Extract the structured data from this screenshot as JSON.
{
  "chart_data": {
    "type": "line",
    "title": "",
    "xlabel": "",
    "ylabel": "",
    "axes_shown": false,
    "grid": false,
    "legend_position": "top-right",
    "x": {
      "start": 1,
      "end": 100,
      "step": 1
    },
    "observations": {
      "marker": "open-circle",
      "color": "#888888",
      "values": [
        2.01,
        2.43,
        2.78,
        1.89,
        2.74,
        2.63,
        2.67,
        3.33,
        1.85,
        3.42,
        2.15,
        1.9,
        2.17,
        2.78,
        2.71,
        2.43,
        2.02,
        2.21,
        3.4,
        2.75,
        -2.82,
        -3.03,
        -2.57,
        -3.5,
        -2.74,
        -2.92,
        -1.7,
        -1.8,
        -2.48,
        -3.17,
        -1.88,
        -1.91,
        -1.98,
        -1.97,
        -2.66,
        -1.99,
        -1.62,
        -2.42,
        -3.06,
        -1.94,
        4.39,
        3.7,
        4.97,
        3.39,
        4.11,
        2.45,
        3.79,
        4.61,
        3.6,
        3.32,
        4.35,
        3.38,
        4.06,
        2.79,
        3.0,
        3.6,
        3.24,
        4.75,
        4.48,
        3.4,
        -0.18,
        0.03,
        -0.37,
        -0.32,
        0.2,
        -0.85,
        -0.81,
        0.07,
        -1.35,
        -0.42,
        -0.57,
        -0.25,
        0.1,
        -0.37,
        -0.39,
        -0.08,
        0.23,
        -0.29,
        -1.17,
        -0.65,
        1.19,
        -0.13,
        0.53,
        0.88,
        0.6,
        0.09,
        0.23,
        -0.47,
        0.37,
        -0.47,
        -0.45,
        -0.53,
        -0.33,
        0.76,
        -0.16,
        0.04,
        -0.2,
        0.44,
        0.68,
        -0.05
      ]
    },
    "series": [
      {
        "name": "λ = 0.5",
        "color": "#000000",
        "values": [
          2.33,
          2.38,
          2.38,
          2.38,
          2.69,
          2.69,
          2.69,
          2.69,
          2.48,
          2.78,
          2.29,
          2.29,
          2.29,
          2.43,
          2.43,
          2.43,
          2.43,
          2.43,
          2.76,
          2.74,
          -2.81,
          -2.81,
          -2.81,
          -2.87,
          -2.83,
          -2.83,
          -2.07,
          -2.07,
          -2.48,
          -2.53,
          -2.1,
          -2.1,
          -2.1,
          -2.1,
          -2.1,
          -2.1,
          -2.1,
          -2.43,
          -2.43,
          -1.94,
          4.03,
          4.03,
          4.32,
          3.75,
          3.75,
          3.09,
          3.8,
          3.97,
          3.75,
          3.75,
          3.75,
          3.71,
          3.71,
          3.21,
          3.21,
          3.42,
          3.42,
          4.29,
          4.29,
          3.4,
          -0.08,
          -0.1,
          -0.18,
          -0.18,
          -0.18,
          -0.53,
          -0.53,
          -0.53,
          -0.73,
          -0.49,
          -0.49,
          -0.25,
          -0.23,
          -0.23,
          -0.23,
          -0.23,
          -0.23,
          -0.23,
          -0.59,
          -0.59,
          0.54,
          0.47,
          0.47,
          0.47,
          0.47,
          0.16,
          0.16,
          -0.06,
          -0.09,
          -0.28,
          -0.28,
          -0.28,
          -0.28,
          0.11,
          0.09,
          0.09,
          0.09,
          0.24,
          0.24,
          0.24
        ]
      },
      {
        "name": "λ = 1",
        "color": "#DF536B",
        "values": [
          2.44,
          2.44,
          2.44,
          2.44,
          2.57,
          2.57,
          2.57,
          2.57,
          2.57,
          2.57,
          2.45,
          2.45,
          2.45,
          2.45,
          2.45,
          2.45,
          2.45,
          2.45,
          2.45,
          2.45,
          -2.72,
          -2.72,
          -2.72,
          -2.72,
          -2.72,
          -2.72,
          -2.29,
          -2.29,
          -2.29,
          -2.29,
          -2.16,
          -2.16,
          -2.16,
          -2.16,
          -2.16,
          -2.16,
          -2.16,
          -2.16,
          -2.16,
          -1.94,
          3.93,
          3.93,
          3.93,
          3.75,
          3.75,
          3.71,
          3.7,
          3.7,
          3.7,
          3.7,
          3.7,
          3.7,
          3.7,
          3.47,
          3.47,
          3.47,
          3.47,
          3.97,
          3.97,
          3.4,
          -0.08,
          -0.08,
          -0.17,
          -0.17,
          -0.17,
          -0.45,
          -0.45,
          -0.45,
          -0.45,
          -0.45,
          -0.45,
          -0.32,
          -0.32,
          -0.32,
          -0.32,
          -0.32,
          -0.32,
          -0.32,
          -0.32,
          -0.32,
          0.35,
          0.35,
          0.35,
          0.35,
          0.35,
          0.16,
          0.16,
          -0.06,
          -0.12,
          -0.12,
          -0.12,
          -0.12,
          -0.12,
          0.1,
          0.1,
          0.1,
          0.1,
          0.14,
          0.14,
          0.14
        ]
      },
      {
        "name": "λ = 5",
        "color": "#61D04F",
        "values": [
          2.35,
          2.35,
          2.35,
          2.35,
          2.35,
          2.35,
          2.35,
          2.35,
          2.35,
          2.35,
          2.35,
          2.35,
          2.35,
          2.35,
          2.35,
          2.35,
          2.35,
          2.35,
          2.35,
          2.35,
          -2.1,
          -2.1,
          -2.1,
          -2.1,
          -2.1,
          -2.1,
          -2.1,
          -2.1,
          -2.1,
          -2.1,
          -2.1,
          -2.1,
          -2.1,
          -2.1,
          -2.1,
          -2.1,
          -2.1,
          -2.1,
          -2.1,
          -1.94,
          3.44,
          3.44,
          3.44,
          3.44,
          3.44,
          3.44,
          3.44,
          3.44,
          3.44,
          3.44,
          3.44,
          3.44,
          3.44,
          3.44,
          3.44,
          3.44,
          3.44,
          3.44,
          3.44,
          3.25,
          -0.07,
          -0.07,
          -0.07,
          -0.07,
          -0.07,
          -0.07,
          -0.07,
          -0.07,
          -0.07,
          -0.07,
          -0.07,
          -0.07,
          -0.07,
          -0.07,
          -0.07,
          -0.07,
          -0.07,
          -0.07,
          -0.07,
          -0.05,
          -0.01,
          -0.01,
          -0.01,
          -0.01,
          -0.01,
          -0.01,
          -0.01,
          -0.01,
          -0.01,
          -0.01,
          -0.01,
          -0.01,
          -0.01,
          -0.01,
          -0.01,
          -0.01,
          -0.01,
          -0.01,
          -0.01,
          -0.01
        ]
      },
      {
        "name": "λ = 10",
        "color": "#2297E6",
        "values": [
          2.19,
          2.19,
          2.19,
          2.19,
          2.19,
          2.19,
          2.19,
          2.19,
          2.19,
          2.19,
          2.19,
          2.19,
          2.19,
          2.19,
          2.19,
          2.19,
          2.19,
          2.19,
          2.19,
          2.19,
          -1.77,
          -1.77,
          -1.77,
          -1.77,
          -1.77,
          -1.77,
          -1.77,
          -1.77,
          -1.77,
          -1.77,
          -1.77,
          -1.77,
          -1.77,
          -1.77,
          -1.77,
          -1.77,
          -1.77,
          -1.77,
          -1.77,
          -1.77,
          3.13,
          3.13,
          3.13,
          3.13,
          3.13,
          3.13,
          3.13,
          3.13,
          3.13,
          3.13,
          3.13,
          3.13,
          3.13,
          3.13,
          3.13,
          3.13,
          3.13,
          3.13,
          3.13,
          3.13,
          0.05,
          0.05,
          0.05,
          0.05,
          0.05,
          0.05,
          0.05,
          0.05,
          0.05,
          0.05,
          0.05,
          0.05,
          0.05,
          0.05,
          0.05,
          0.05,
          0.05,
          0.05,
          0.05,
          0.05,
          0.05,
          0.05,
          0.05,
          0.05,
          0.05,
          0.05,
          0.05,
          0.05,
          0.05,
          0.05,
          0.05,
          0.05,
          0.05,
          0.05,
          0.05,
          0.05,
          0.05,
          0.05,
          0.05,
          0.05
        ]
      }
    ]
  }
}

= = = = =

Copy all the lines above that hold the string "color".

      "color": "#888888",
        "color": "#000000",
        "color": "#DF536B",
        "color": "#61D04F",
        "color": "#2297E6",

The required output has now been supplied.